● **Task to carry out**
Starting at the line containing "Where is each" and ending at the line containing "data-point xyxy=(1134,299,1155,320)", render the records below as a JSON list of strings, one string per line, with blank lines omitted. Leave the pictures out.

Start Supplied data

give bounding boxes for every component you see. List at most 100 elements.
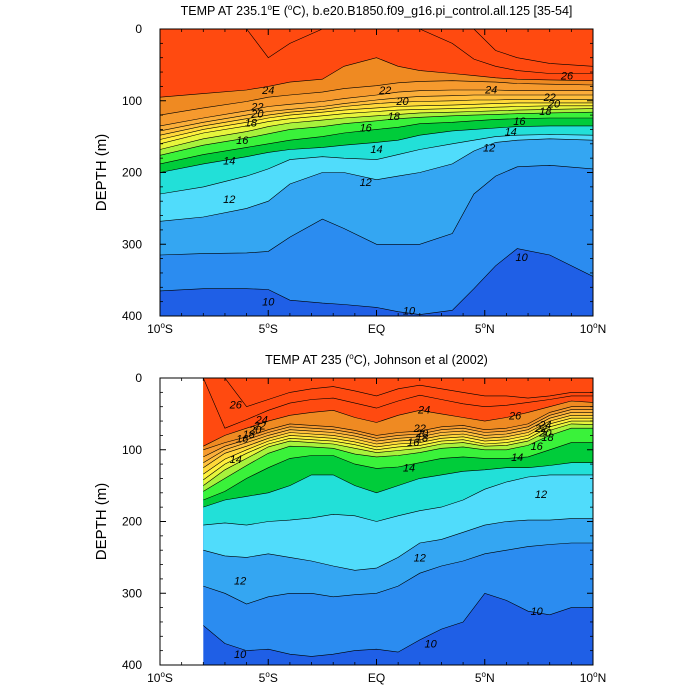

End Supplied data
Start Supplied data

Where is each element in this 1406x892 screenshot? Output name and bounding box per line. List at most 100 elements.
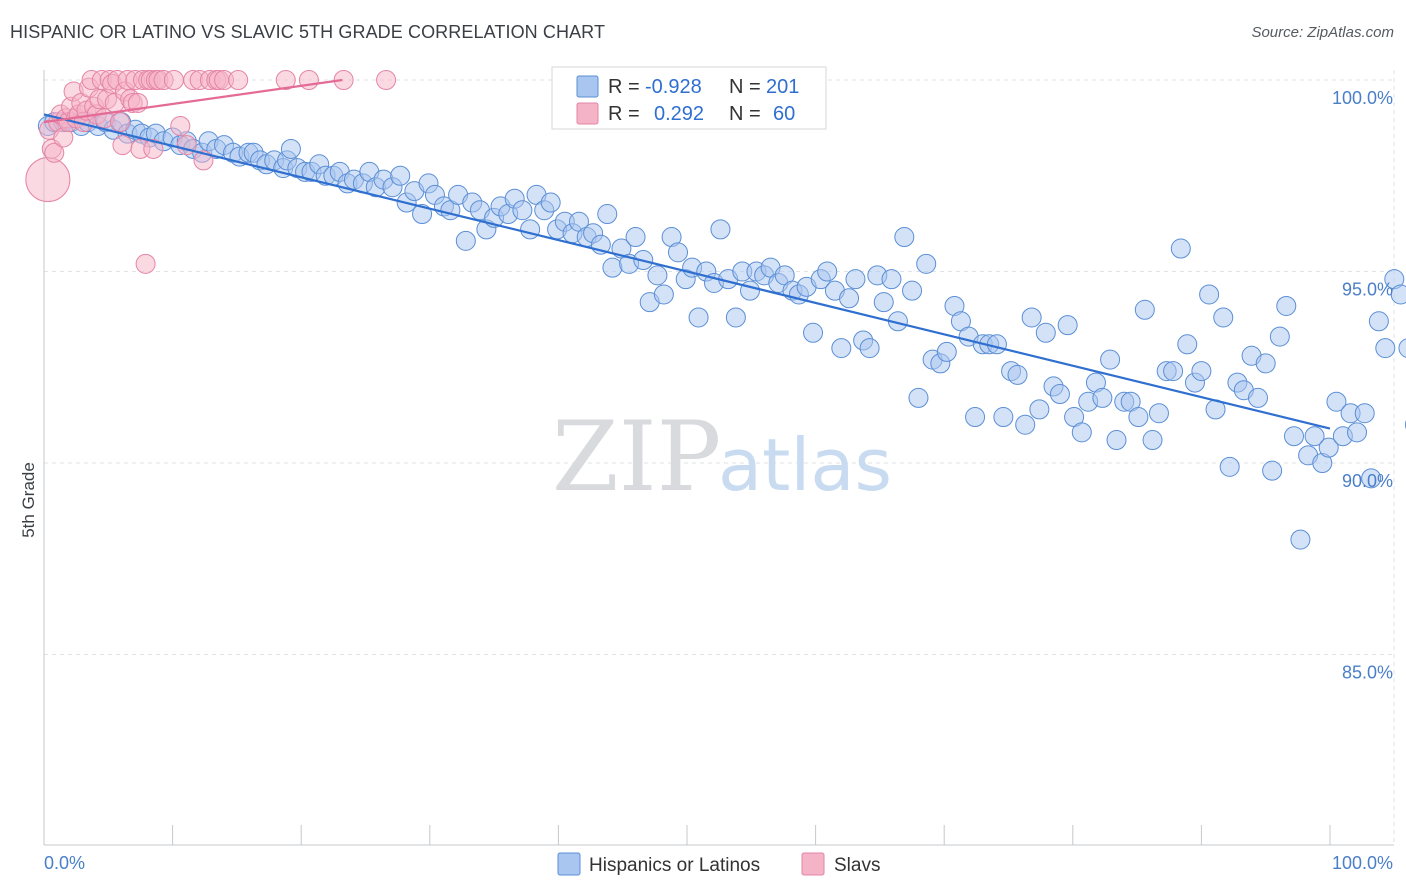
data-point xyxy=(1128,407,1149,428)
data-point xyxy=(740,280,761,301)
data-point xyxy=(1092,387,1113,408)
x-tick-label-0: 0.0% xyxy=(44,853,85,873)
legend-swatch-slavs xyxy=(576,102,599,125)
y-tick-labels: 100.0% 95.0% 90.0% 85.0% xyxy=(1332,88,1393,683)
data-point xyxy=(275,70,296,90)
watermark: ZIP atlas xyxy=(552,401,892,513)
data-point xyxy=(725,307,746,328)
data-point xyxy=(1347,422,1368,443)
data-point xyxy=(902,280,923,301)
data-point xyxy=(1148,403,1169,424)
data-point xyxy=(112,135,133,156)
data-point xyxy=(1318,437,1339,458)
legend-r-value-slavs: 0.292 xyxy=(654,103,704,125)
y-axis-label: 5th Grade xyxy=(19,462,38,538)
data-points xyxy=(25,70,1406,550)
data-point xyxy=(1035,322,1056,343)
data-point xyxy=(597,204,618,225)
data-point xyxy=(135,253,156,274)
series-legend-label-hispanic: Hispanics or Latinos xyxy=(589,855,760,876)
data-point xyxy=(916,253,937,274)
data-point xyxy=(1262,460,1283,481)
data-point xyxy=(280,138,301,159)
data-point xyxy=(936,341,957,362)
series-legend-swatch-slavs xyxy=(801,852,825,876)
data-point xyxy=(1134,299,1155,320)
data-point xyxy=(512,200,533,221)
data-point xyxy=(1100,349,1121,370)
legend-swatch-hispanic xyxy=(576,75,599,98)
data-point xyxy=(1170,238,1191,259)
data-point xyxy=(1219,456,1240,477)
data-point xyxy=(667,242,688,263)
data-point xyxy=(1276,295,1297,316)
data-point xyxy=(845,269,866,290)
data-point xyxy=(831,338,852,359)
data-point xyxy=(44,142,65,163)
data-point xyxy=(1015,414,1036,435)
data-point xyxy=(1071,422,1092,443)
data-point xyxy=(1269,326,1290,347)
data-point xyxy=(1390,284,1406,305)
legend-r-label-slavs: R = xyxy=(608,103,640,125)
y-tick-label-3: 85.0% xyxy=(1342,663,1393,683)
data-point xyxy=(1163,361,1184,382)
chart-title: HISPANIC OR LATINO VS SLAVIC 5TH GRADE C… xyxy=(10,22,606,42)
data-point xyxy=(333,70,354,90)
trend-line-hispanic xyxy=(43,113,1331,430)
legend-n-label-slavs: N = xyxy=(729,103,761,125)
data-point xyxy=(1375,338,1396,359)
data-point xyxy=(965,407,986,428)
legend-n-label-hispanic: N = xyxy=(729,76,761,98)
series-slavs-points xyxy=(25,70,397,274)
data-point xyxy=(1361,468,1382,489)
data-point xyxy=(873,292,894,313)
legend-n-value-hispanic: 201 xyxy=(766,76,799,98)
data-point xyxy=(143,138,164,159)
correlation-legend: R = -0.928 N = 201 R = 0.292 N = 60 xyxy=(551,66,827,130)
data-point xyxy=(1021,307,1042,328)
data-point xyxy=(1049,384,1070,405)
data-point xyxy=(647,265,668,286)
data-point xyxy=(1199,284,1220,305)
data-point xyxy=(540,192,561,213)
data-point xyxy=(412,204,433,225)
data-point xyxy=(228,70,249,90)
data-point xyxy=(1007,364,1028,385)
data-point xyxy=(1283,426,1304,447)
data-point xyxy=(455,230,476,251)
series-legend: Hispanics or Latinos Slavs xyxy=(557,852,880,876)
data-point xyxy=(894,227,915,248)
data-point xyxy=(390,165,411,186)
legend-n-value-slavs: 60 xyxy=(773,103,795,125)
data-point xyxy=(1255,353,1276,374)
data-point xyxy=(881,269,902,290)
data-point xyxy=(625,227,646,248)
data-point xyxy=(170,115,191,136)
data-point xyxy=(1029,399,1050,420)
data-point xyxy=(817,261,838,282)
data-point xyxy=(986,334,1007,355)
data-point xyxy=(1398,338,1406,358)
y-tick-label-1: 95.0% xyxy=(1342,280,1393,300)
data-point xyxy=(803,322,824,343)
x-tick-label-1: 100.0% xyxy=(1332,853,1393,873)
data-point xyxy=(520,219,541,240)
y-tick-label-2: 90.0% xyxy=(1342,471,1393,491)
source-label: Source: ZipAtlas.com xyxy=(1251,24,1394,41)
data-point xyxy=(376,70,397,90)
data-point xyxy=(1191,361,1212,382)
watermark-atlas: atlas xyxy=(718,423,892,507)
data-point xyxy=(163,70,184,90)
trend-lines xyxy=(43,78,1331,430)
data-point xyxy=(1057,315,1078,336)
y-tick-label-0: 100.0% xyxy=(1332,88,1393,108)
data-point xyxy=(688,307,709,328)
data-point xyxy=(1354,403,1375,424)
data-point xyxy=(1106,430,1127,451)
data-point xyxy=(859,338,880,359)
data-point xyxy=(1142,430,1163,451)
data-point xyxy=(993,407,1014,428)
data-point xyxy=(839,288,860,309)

End Supplied data

● **Solution to this task**
[
  "Where is each element in this 1406x892 screenshot? Output name and bounding box per line. List at most 100 elements.",
  "data-point xyxy=(1128,407,1149,428)",
  "data-point xyxy=(740,280,761,301)",
  "data-point xyxy=(1092,387,1113,408)",
  "x-tick-label-0: 0.0% xyxy=(44,853,85,873)",
  "legend-swatch-slavs xyxy=(576,102,599,125)",
  "y-tick-labels: 100.0% 95.0% 90.0% 85.0% xyxy=(1332,88,1393,683)",
  "data-point xyxy=(275,70,296,90)",
  "watermark: ZIP atlas xyxy=(552,401,892,513)",
  "data-point xyxy=(725,307,746,328)",
  "data-point xyxy=(1347,422,1368,443)",
  "data-point xyxy=(902,280,923,301)",
  "data-point xyxy=(1148,403,1169,424)",
  "data-point xyxy=(112,135,133,156)",
  "data-point xyxy=(1318,437,1339,458)",
  "legend-r-value-slavs: 0.292 xyxy=(654,103,704,125)",
  "y-axis-label: 5th Grade xyxy=(19,462,38,538)",
  "data-points xyxy=(25,70,1406,550)",
  "data-point xyxy=(1035,322,1056,343)",
  "data-point xyxy=(597,204,618,225)",
  "data-point xyxy=(135,253,156,274)",
  "series-legend-label-hispanic: Hispanics or Latinos xyxy=(589,855,760,876)",
  "data-point xyxy=(916,253,937,274)",
  "data-point xyxy=(1262,460,1283,481)",
  "data-point xyxy=(280,138,301,159)",
  "data-point xyxy=(936,341,957,362)",
  "series-legend-swatch-slavs xyxy=(801,852,825,876)",
  "data-point xyxy=(1134,299,1155,320)"
]